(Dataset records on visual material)
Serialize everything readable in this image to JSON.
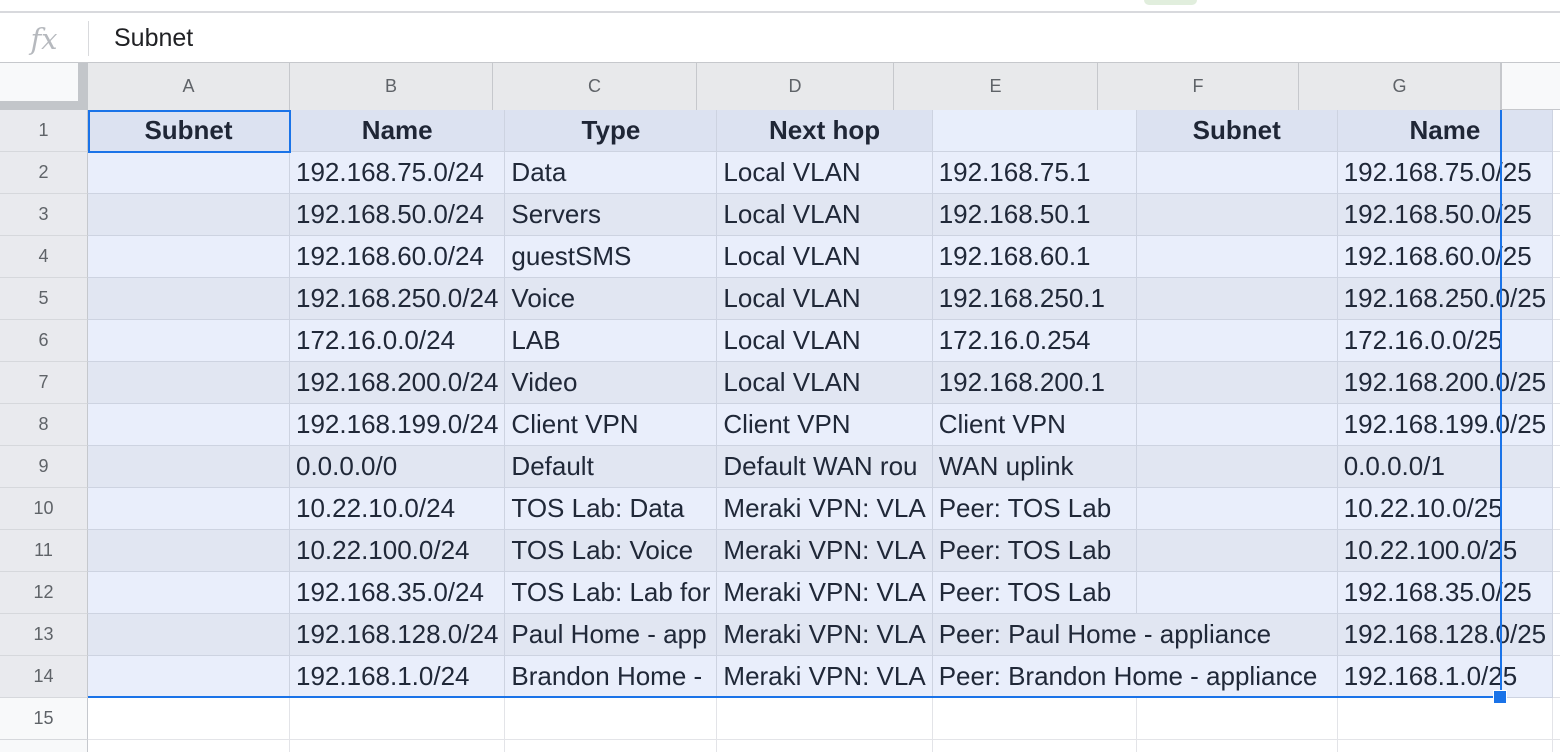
{
  "formula_bar": {
    "fx_label": "fx",
    "value": "Subnet"
  },
  "column_headers": [
    "A",
    "B",
    "C",
    "D",
    "E",
    "F",
    "G"
  ],
  "row_numbers": [
    "1",
    "2",
    "3",
    "4",
    "5",
    "6",
    "7",
    "8",
    "9",
    "10",
    "11",
    "12",
    "13",
    "14",
    "15"
  ],
  "sheet": {
    "header_row": {
      "a": "Subnet",
      "b": "Name",
      "c": "Type",
      "d": "Next hop",
      "e": "",
      "f": "Subnet",
      "g": "Name"
    },
    "rows": [
      {
        "row": 2,
        "a": "",
        "b": "192.168.75.0/24",
        "c": "Data",
        "d": "Local VLAN",
        "e": "192.168.75.1",
        "f": "",
        "g": "192.168.75.0/25"
      },
      {
        "row": 3,
        "a": "",
        "b": "192.168.50.0/24",
        "c": "Servers",
        "d": "Local VLAN",
        "e": "192.168.50.1",
        "f": "",
        "g": "192.168.50.0/25"
      },
      {
        "row": 4,
        "a": "",
        "b": "192.168.60.0/24",
        "c": "guestSMS",
        "d": "Local VLAN",
        "e": "192.168.60.1",
        "f": "",
        "g": "192.168.60.0/25"
      },
      {
        "row": 5,
        "a": "",
        "b": "192.168.250.0/24",
        "c": "Voice",
        "d": "Local VLAN",
        "e": "192.168.250.1",
        "f": "",
        "g": "192.168.250.0/25"
      },
      {
        "row": 6,
        "a": "",
        "b": "172.16.0.0/24",
        "c": "LAB",
        "d": "Local VLAN",
        "e": "172.16.0.254",
        "f": "",
        "g": "172.16.0.0/25"
      },
      {
        "row": 7,
        "a": "",
        "b": "192.168.200.0/24",
        "c": "Video",
        "d": "Local VLAN",
        "e": "192.168.200.1",
        "f": "",
        "g": "192.168.200.0/25"
      },
      {
        "row": 8,
        "a": "",
        "b": "192.168.199.0/24",
        "c": "Client VPN",
        "d": "Client VPN",
        "e": "Client VPN",
        "f": "",
        "g": "192.168.199.0/25"
      },
      {
        "row": 9,
        "a": "",
        "b": "0.0.0.0/0",
        "c": "Default",
        "d": "Default WAN rou",
        "e": "WAN uplink",
        "f": "",
        "g": "0.0.0.0/1"
      },
      {
        "row": 10,
        "a": "",
        "b": "10.22.10.0/24",
        "c": "TOS Lab: Data",
        "d": "Meraki VPN: VLA",
        "e": "Peer: TOS Lab",
        "f": "",
        "g": "10.22.10.0/25"
      },
      {
        "row": 11,
        "a": "",
        "b": "10.22.100.0/24",
        "c": "TOS Lab: Voice",
        "d": "Meraki VPN: VLA",
        "e": "Peer: TOS Lab",
        "f": "",
        "g": "10.22.100.0/25"
      },
      {
        "row": 12,
        "a": "",
        "b": "192.168.35.0/24",
        "c": "TOS Lab: Lab for",
        "d": "Meraki VPN: VLA",
        "e": "Peer: TOS Lab",
        "f": "",
        "g": "192.168.35.0/25"
      },
      {
        "row": 13,
        "a": "",
        "b": "192.168.128.0/24",
        "c": "Paul Home - app",
        "d": "Meraki VPN: VLA",
        "e": "Peer: Paul Home - appliance",
        "e_span": 2,
        "g": "192.168.128.0/25"
      },
      {
        "row": 14,
        "a": "",
        "b": "192.168.1.0/24",
        "c": "Brandon Home - ",
        "d": "Meraki VPN: VLA",
        "e": "Peer: Brandon Home - appliance",
        "e_span": 2,
        "g": "192.168.1.0/25"
      }
    ]
  },
  "colors": {
    "selection_blue": "#1a73e8",
    "band_light": "#e9eefb",
    "band_dark": "#e1e6f2",
    "header_band": "#dce2f1",
    "gutter_gray": "#e9eaee",
    "toolbar_sliver_green": "#e1eedd"
  }
}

▶ [Description of the task] Gather each line in the data that holds the string "Paul".

▶ [Full response]
        "c": "Paul Home - app",
        "e": "Peer: Paul Home - appliance",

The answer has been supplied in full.